→ **SUPPLIED MATERIAL**
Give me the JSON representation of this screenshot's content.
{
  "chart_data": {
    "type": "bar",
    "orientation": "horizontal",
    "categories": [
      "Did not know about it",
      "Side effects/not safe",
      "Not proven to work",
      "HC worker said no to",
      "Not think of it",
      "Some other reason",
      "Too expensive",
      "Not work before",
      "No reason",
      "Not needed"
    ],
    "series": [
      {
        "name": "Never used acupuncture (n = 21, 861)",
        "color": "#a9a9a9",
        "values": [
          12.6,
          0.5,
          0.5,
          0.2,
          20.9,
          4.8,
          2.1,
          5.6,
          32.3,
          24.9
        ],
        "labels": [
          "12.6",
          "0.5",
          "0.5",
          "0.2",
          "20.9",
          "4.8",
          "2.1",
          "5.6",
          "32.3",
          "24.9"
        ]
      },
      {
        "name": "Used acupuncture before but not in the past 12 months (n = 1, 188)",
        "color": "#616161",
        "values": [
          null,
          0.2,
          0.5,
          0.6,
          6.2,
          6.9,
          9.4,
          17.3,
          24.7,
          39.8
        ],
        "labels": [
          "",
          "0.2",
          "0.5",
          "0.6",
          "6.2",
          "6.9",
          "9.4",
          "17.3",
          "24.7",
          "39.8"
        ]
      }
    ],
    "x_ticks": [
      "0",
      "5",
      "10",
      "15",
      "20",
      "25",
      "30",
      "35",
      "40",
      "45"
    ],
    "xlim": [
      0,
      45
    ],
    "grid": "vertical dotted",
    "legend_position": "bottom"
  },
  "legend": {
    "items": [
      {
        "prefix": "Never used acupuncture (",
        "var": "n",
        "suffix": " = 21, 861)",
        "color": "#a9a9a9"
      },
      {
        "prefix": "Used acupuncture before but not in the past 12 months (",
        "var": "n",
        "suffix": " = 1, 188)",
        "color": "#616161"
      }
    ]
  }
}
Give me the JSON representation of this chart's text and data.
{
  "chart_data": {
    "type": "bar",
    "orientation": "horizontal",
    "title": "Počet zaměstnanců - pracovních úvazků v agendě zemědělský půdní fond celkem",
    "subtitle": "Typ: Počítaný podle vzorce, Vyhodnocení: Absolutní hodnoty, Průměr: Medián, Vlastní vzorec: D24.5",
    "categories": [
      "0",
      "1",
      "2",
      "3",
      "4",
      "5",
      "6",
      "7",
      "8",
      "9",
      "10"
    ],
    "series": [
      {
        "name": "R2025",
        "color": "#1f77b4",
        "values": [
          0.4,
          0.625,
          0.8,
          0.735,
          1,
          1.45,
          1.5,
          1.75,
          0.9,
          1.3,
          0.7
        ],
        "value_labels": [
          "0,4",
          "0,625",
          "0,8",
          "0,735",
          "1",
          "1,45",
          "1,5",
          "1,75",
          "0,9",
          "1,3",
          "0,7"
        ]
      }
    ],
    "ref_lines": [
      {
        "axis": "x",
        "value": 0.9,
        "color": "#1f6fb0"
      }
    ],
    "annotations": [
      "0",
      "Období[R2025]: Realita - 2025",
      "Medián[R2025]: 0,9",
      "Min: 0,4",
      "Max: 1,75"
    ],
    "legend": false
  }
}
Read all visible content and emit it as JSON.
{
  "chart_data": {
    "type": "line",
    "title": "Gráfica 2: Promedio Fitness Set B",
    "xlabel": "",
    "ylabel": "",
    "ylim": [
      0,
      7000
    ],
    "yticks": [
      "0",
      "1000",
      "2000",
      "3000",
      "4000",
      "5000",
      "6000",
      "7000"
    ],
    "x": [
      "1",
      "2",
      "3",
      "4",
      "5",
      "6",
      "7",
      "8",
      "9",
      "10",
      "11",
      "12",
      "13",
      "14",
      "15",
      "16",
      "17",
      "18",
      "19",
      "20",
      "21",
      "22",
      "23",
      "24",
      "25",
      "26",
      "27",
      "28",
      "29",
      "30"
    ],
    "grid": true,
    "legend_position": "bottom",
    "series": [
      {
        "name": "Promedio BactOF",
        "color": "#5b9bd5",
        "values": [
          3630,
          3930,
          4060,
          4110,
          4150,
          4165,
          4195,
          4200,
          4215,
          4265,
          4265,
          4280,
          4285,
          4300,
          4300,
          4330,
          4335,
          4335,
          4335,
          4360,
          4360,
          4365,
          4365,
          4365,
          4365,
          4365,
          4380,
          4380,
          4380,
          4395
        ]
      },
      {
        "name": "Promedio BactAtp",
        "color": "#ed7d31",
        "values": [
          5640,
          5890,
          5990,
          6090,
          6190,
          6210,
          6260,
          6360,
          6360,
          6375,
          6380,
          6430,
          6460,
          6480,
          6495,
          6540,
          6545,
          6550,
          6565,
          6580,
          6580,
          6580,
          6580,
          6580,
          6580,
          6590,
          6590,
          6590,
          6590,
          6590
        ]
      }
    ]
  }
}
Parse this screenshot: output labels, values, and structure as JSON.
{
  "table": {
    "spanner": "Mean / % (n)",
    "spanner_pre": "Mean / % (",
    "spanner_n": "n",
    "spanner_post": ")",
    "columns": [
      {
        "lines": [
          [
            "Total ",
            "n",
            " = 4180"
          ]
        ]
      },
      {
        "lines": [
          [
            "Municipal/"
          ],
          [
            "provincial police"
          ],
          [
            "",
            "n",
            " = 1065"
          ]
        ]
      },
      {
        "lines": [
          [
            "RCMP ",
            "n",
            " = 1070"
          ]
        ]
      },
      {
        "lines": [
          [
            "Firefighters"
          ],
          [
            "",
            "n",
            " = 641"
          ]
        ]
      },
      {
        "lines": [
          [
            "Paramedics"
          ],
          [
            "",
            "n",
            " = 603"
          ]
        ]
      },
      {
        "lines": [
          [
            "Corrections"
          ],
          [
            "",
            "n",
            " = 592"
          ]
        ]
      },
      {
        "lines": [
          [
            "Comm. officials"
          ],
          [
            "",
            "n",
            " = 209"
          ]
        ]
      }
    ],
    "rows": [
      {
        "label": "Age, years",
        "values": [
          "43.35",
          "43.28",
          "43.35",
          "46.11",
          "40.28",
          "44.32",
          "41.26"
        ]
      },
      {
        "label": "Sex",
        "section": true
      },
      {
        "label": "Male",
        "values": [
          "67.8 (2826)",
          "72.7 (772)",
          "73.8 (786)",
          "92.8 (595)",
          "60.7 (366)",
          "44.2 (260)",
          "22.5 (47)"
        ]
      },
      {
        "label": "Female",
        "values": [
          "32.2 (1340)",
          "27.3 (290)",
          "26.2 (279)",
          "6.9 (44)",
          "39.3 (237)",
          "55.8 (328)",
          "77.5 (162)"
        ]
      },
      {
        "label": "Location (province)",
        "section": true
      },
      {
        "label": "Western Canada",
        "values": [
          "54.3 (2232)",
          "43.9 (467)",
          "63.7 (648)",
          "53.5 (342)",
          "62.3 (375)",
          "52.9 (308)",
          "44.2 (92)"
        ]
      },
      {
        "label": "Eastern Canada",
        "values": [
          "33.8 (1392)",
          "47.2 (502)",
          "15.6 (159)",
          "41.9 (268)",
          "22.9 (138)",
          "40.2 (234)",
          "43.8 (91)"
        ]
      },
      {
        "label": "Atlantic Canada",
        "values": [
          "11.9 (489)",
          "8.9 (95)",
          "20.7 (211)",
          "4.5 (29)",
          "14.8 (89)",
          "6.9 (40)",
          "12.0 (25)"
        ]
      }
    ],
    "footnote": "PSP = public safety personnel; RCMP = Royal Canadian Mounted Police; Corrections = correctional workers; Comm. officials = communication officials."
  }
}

→ **AIM OF THE EXERCISE**
Repeat the material above in full, exactly as it stands.

→ **CORRECT ANSWER**
Give me the JSON representation of this screenshot's content.
{
  "chart_data": {
    "type": "bar",
    "orientation": "horizontal",
    "categories": [
      "Did not know about it",
      "Side effects/not safe",
      "Not proven to work",
      "HC worker said no to",
      "Not think of it",
      "Some other reason",
      "Too expensive",
      "Not work before",
      "No reason",
      "Not needed"
    ],
    "series": [
      {
        "name": "Never used acupuncture (n = 21, 861)",
        "color": "#a9a9a9",
        "values": [
          12.6,
          0.5,
          0.5,
          0.2,
          20.9,
          4.8,
          2.1,
          5.6,
          32.3,
          24.9
        ],
        "labels": [
          "12.6",
          "0.5",
          "0.5",
          "0.2",
          "20.9",
          "4.8",
          "2.1",
          "5.6",
          "32.3",
          "24.9"
        ]
      },
      {
        "name": "Used acupuncture before but not in the past 12 months (n = 1, 188)",
        "color": "#616161",
        "values": [
          null,
          0.2,
          0.5,
          0.6,
          6.2,
          6.9,
          9.4,
          17.3,
          24.7,
          39.8
        ],
        "labels": [
          "",
          "0.2",
          "0.5",
          "0.6",
          "6.2",
          "6.9",
          "9.4",
          "17.3",
          "24.7",
          "39.8"
        ]
      }
    ],
    "x_ticks": [
      "0",
      "5",
      "10",
      "15",
      "20",
      "25",
      "30",
      "35",
      "40",
      "45"
    ],
    "xlim": [
      0,
      45
    ],
    "grid": "vertical dotted",
    "legend_position": "bottom"
  },
  "legend": {
    "items": [
      {
        "prefix": "Never used acupuncture (",
        "var": "n",
        "suffix": " = 21, 861)",
        "color": "#a9a9a9"
      },
      {
        "prefix": "Used acupuncture before but not in the past 12 months (",
        "var": "n",
        "suffix": " = 1, 188)",
        "color": "#616161"
      }
    ]
  }
}
Give me the JSON representation of this chart's text and data.
{
  "chart_data": {
    "type": "bar",
    "orientation": "horizontal",
    "title": "Počet zaměstnanců - pracovních úvazků v agendě zemědělský půdní fond celkem",
    "subtitle": "Typ: Počítaný podle vzorce, Vyhodnocení: Absolutní hodnoty, Průměr: Medián, Vlastní vzorec: D24.5",
    "categories": [
      "0",
      "1",
      "2",
      "3",
      "4",
      "5",
      "6",
      "7",
      "8",
      "9",
      "10"
    ],
    "series": [
      {
        "name": "R2025",
        "color": "#1f77b4",
        "values": [
          0.4,
          0.625,
          0.8,
          0.735,
          1,
          1.45,
          1.5,
          1.75,
          0.9,
          1.3,
          0.7
        ],
        "value_labels": [
          "0,4",
          "0,625",
          "0,8",
          "0,735",
          "1",
          "1,45",
          "1,5",
          "1,75",
          "0,9",
          "1,3",
          "0,7"
        ]
      }
    ],
    "ref_lines": [
      {
        "axis": "x",
        "value": 0.9,
        "color": "#1f6fb0"
      }
    ],
    "annotations": [
      "0",
      "Období[R2025]: Realita - 2025",
      "Medián[R2025]: 0,9",
      "Min: 0,4",
      "Max: 1,75"
    ],
    "legend": false
  }
}
Read all visible content and emit it as JSON.
{
  "chart_data": {
    "type": "line",
    "title": "Gráfica 2: Promedio Fitness Set B",
    "xlabel": "",
    "ylabel": "",
    "ylim": [
      0,
      7000
    ],
    "yticks": [
      "0",
      "1000",
      "2000",
      "3000",
      "4000",
      "5000",
      "6000",
      "7000"
    ],
    "x": [
      "1",
      "2",
      "3",
      "4",
      "5",
      "6",
      "7",
      "8",
      "9",
      "10",
      "11",
      "12",
      "13",
      "14",
      "15",
      "16",
      "17",
      "18",
      "19",
      "20",
      "21",
      "22",
      "23",
      "24",
      "25",
      "26",
      "27",
      "28",
      "29",
      "30"
    ],
    "grid": true,
    "legend_position": "bottom",
    "series": [
      {
        "name": "Promedio BactOF",
        "color": "#5b9bd5",
        "values": [
          3630,
          3930,
          4060,
          4110,
          4150,
          4165,
          4195,
          4200,
          4215,
          4265,
          4265,
          4280,
          4285,
          4300,
          4300,
          4330,
          4335,
          4335,
          4335,
          4360,
          4360,
          4365,
          4365,
          4365,
          4365,
          4365,
          4380,
          4380,
          4380,
          4395
        ]
      },
      {
        "name": "Promedio BactAtp",
        "color": "#ed7d31",
        "values": [
          5640,
          5890,
          5990,
          6090,
          6190,
          6210,
          6260,
          6360,
          6360,
          6375,
          6380,
          6430,
          6460,
          6480,
          6495,
          6540,
          6545,
          6550,
          6565,
          6580,
          6580,
          6580,
          6580,
          6580,
          6580,
          6590,
          6590,
          6590,
          6590,
          6590
        ]
      }
    ]
  }
}
Parse this screenshot: output labels, values, and structure as JSON.
{
  "table": {
    "spanner": "Mean / % (n)",
    "spanner_pre": "Mean / % (",
    "spanner_n": "n",
    "spanner_post": ")",
    "columns": [
      {
        "lines": [
          [
            "Total ",
            "n",
            " = 4180"
          ]
        ]
      },
      {
        "lines": [
          [
            "Municipal/"
          ],
          [
            "provincial police"
          ],
          [
            "",
            "n",
            " = 1065"
          ]
        ]
      },
      {
        "lines": [
          [
            "RCMP ",
            "n",
            " = 1070"
          ]
        ]
      },
      {
        "lines": [
          [
            "Firefighters"
          ],
          [
            "",
            "n",
            " = 641"
          ]
        ]
      },
      {
        "lines": [
          [
            "Paramedics"
          ],
          [
            "",
            "n",
            " = 603"
          ]
        ]
      },
      {
        "lines": [
          [
            "Corrections"
          ],
          [
            "",
            "n",
            " = 592"
          ]
        ]
      },
      {
        "lines": [
          [
            "Comm. officials"
          ],
          [
            "",
            "n",
            " = 209"
          ]
        ]
      }
    ],
    "rows": [
      {
        "label": "Age, years",
        "values": [
          "43.35",
          "43.28",
          "43.35",
          "46.11",
          "40.28",
          "44.32",
          "41.26"
        ]
      },
      {
        "label": "Sex",
        "section": true
      },
      {
        "label": "Male",
        "values": [
          "67.8 (2826)",
          "72.7 (772)",
          "73.8 (786)",
          "92.8 (595)",
          "60.7 (366)",
          "44.2 (260)",
          "22.5 (47)"
        ]
      },
      {
        "label": "Female",
        "values": [
          "32.2 (1340)",
          "27.3 (290)",
          "26.2 (279)",
          "6.9 (44)",
          "39.3 (237)",
          "55.8 (328)",
          "77.5 (162)"
        ]
      },
      {
        "label": "Location (province)",
        "section": true
      },
      {
        "label": "Western Canada",
        "values": [
          "54.3 (2232)",
          "43.9 (467)",
          "63.7 (648)",
          "53.5 (342)",
          "62.3 (375)",
          "52.9 (308)",
          "44.2 (92)"
        ]
      },
      {
        "label": "Eastern Canada",
        "values": [
          "33.8 (1392)",
          "47.2 (502)",
          "15.6 (159)",
          "41.9 (268)",
          "22.9 (138)",
          "40.2 (234)",
          "43.8 (91)"
        ]
      },
      {
        "label": "Atlantic Canada",
        "values": [
          "11.9 (489)",
          "8.9 (95)",
          "20.7 (211)",
          "4.5 (29)",
          "14.8 (89)",
          "6.9 (40)",
          "12.0 (25)"
        ]
      }
    ],
    "footnote": "PSP = public safety personnel; RCMP = Royal Canadian Mounted Police; Corrections = correctional workers; Comm. officials = communication officials."
  }
}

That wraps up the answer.